* Objective 1 *
Print the passage of the text on city diesel bans from "The idea of" up to and including "allowed to enter.", word for word.

* Text *
______

Features picture: Volkswagen Passat Variant syncro. Source: Volkswagen Media Services.

The German federal administrative court today ruled that municipalities in Germany may impose bans on diesel-powered cars to combat polluted air.

City bans on diesel-engine cars – is this a public sector innovation?

In a public management context an innovation is a novel and useful idea. The novel and useful idea has to be new to the organization adopting it. People outside the organization may consider the novel idea as an imitation in case they implemented the same idea long ago. True – innovation at times is synonymous with imitation. Anyways, as long as the idea has the potential to serve community well, innovative behavior is a good thing.

The idea of banning dirty cars from entering city centers is not novel to Germany. Imposing city bans on dirty cars is a practice that has been in operation since 2007. Since then local governments are allowed to establish so called “low emission zones”, in which heavy polluters are not allowed to enter.

Though not a novel idea can bans might be useful, nonetheless. It is questionable whether banning particular groups of cars from entering cities is a useful attempt to improve air-quality for community members.

Dirty air that badly damages the health is one of the most pressing problems induced by ever increasing individual motor car traffic. But it is not only problem. It is just one of the multiple problems that can be measured more easily than others. I consider individual combustion engine based car traffic simply being an outdated technology in modern and sustainable smart cities.

______

(Element position data)

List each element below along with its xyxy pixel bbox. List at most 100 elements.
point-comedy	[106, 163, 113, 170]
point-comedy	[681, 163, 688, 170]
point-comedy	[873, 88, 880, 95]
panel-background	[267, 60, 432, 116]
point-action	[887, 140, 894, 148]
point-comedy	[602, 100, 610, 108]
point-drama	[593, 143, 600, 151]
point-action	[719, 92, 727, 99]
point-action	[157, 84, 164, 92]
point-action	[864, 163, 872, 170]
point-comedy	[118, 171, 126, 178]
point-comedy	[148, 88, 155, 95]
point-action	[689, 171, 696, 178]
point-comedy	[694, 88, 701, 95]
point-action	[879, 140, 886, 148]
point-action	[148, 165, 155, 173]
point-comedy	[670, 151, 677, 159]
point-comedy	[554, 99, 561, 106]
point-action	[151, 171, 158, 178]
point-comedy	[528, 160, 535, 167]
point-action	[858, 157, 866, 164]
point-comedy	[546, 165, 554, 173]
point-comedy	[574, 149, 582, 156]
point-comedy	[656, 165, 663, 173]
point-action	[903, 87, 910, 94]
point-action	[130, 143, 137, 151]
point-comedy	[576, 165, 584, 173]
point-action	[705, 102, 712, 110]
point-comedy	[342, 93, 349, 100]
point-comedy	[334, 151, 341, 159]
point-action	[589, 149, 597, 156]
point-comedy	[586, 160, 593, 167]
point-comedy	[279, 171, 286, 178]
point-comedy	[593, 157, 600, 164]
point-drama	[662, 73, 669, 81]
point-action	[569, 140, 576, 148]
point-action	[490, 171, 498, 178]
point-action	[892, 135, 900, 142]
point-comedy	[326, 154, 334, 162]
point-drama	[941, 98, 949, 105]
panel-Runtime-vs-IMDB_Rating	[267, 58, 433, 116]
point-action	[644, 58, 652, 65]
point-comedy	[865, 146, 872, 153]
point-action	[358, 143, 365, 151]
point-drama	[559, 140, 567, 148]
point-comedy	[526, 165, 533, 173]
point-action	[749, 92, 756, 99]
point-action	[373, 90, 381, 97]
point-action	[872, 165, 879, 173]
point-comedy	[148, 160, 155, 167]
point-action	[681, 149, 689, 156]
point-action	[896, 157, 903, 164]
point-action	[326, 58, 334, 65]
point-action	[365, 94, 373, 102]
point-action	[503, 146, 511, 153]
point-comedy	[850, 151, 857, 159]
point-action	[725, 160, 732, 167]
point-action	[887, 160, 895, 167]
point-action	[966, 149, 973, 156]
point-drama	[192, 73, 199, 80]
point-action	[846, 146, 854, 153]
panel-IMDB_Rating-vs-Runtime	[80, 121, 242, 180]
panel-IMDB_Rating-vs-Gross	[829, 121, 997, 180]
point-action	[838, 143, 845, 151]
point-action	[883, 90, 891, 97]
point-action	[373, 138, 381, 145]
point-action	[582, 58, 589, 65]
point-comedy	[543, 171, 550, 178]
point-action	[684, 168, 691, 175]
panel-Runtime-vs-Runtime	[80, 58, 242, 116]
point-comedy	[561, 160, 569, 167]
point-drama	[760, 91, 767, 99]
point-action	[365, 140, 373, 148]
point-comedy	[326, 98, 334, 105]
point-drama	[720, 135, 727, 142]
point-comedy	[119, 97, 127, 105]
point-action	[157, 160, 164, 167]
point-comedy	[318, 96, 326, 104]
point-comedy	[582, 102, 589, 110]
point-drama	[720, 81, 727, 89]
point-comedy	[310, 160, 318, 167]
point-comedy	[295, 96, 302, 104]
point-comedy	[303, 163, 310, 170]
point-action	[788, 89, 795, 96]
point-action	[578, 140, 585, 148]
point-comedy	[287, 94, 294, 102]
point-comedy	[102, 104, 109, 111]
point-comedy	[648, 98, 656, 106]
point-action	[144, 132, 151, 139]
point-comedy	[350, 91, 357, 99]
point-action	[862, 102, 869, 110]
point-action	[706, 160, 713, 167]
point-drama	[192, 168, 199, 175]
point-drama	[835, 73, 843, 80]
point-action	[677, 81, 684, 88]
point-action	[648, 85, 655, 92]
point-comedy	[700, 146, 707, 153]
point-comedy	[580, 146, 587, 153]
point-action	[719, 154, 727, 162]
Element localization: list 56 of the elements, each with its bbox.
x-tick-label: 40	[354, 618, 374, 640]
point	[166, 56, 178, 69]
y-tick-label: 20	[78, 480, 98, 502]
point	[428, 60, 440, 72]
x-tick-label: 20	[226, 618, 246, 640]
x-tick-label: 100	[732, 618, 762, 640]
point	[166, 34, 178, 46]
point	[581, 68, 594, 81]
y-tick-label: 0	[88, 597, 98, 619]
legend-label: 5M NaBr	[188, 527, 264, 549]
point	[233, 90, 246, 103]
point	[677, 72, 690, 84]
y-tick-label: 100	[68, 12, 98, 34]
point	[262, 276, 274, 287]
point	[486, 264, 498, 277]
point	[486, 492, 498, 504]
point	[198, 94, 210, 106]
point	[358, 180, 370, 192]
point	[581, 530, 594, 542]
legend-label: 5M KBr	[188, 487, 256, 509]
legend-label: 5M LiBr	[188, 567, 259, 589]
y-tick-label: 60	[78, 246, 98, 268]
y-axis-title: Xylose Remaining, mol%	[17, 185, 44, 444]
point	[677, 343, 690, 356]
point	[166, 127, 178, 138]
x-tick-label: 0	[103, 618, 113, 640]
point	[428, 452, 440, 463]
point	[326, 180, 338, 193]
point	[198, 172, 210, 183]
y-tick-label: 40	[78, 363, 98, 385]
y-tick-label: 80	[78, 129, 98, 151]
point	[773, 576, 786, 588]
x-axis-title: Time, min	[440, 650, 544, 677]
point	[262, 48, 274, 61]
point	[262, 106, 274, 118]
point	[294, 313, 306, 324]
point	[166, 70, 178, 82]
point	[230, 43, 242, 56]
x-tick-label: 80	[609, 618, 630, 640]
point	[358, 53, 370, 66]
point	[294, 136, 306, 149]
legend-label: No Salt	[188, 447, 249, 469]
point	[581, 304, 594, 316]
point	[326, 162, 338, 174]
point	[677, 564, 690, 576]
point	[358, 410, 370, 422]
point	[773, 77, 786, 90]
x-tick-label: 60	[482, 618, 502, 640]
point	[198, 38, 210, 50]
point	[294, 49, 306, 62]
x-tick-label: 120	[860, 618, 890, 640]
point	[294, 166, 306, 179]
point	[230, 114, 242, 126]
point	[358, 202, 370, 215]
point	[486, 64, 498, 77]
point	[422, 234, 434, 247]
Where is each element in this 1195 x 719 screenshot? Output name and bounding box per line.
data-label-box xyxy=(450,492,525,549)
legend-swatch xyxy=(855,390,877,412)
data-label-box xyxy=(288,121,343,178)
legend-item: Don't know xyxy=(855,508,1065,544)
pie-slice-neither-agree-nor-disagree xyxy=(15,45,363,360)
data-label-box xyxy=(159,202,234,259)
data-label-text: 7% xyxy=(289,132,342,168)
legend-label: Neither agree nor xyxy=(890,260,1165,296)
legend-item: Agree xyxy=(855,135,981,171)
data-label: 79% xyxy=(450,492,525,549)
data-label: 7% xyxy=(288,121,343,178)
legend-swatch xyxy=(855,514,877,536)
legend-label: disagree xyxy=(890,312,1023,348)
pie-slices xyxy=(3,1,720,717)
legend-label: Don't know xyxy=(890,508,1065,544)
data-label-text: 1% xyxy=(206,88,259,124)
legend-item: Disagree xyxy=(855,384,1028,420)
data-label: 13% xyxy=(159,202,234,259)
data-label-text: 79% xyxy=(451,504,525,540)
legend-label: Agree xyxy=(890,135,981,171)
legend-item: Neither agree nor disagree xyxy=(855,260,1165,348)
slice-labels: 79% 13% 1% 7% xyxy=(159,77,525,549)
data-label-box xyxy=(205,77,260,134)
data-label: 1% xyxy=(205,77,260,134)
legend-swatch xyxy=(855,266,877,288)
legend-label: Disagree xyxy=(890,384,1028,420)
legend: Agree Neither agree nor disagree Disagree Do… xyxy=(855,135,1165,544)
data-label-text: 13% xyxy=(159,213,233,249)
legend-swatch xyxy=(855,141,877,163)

______

* Objective 2 *
Output the rows from the first line up to and including the line with "60, 432, 116]", unchanged.

* Full answer 1 *
The idea of banning dirty cars from entering city centers is not novel to Germany. Imposing city bans on dirty cars is a practice that has been in operation since 2007. Since then local governments are allowed to establish so called “low emission zones”, in which heavy polluters are not allowed to enter.

* Full answer 2 *
List each element below along with its xyxy pixel bbox. List at most 100 elements.
point-comedy	[106, 163, 113, 170]
point-comedy	[681, 163, 688, 170]
point-comedy	[873, 88, 880, 95]
panel-background	[267, 60, 432, 116]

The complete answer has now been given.